Metin Parçası =>
------------------------------------------------------------------------
B. İstinaf Sebepleri
1.Davacı-karşı davalı erkek vekili istinaf dilekçesiyle; kusur belirlemesi, aleyhine hükmedilen nafaka ve tazminatlar ile davalı-karşı davacı kadının kabul edilen ziynet alacağı davasına ilişkin olarak kararın kaldırılmasına karar verilmesini talep etmiştir.
2. Davalı-karşı davacı kadın vekili istinaf dilekçesinde; karşı dava dilekçesindeki iddialarını tekrarla erkeğin boşanmaya sebebiyet veren olaylarda tam kusurlu olduğunu, lehine hükmedilen tedbi-yoksulluk nafakası ile maddî-manevî tazminat miktarlarının az olduğunu, ziynet eşyalarına ilişkin açılan davanın değerinin yanlış tarih esas alınarak belirlendiğini ve tam kabulünün gerektiğini belirterek, kusur tespiti, tazminat ve nafaka miktarları ile ziynet alacağı yönünden karara itiraz etmiştir.

C. Gerekçe ve Sonuç
Bölge Adliye Mahkemesinin yukarıda tarih ve sayısı belirtilen kararı ile İlk Derece Mahkemesince kabul edilen kusurların yanında, davacı-karşı davalı erkeğin annesinin evliliğe müdahalede bulunduğu, erkeğin bu duruma engel olmadığı, davalı-karşı davacı kadının da eşinin ailesine kötü davrandığı ve hakaret ettiği kusurlarının gerçekleştiği, böylelikle boşanmaya neden olan olaylarda yine de erkeğin ağır, kadının ise az kusurlu olduğu, kadının boşanmayla yoksulluğa düşeceği gerekçesiyle yoksulluk nafakası takdirinin kanuna uygun olduğu, kadın lehine hükmedilen maddî ve manevî tazminat miktarının az olduğu gerekçesiyle davacı-karşı davalı erkeğin kusur tespiti ile, davalı-karşı davacı kadının kusur tespiti ve maddî-manevî tazminata yönelik istinaf taleplerinin kabulüyle yeniden esas hakkında hüküm kurularak kararın kusur tespiti, maddî ve manevî tazminat yönlerinden kaldırılmasına, kadın lehine 25.000,00 TL maddî, 20.000,00 TL manevî tazminat ödenmesine, tarafların sair istinaf başvurularının esastan reddi ile kadının ziynet alacağı davasının tefrikine karar verilmiştir.
------------------------------------------------------------------------
Veri Kayıtları =>
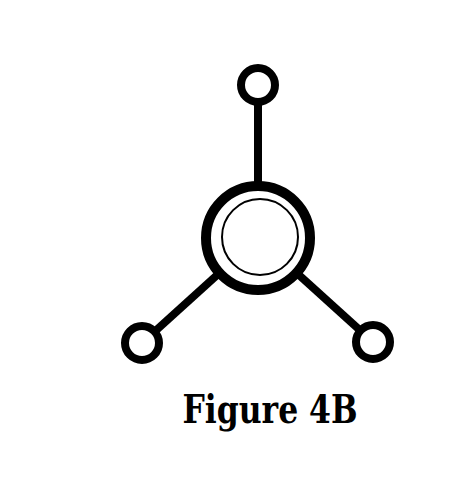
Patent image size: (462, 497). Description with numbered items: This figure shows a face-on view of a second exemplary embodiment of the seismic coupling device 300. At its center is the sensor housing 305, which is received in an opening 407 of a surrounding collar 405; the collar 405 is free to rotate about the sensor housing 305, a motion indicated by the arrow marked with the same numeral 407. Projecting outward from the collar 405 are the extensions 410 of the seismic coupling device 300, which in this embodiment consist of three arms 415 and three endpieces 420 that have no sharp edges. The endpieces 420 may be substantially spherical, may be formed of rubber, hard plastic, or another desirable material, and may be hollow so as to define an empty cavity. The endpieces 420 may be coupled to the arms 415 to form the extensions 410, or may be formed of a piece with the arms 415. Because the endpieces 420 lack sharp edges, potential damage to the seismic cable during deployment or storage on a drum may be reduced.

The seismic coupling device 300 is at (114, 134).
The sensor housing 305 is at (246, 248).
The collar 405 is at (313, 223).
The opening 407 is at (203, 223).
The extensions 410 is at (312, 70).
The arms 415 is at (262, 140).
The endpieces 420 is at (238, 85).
------------------------------------------------------------------------
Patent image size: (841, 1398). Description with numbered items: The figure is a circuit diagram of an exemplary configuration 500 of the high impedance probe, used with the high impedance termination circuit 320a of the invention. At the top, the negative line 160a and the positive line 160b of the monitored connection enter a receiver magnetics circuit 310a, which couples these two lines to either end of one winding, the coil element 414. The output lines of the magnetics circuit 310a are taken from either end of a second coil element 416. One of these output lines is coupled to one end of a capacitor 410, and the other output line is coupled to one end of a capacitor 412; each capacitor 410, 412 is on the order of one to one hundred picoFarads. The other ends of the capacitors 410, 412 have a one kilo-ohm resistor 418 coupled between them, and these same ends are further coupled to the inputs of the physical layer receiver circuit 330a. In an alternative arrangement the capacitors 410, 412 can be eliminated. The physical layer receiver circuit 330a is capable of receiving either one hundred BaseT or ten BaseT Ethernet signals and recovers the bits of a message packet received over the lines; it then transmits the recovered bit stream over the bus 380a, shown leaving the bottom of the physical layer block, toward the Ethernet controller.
------------------------------------------------------------------------
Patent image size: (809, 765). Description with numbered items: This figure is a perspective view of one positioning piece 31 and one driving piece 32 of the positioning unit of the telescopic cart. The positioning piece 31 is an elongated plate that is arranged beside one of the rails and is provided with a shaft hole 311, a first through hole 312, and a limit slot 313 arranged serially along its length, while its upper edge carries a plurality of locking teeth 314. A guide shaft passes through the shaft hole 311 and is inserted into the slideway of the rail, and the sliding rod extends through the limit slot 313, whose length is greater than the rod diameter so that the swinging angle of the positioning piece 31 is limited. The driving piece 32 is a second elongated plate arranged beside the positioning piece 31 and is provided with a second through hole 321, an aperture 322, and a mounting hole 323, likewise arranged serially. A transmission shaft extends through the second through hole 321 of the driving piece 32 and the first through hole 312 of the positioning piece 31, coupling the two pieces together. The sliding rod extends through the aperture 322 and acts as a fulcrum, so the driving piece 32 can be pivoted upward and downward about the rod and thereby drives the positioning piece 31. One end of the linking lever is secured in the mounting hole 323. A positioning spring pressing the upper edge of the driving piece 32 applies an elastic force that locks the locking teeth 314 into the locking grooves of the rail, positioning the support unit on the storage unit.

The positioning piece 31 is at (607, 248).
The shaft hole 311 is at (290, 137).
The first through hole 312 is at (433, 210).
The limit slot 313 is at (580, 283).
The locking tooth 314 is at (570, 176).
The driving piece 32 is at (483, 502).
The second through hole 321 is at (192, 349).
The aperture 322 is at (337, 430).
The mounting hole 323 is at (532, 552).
------------------------------------------------------------------------
Alıştırmalar =>
a – Karar metnine göre Bölge Adliye Mahkemesi kadın lehine ne kadar manevî tazminat ödenmesine hükmetmiştir?
b – Karar metninin "2. Davalı-karşı davacı" sözlerini içeren yerinden başlayıp "karara itiraz etmiştir." sözlerinden sonra biten kısmını, "itiraz etmiştir" yerine "karşı çıkmıştır" koyarak yeniden yazın.

Görev Sonuçları =>
a – 20.000,00 TL

b –
2. Davalı-karşı davacı kadın vekili istinaf dilekçesinde; karşı dava dilekçesindeki iddialarını tekrarla erkeğin boşanmaya sebebiyet veren olaylarda tam kusurlu olduğunu, lehine hükmedilen tedbi-yoksulluk nafakası ile maddî-manevî tazminat miktarlarının az olduğunu, ziynet eşyalarına ilişkin açılan davanın değerinin yanlış tarih esas alınarak belirlendiğini ve tam kabulünün gerektiğini belirterek, kusur tespiti, tazminat ve nafaka miktarları ile ziynet alacağı yönünden karara karşı çıkmıştır.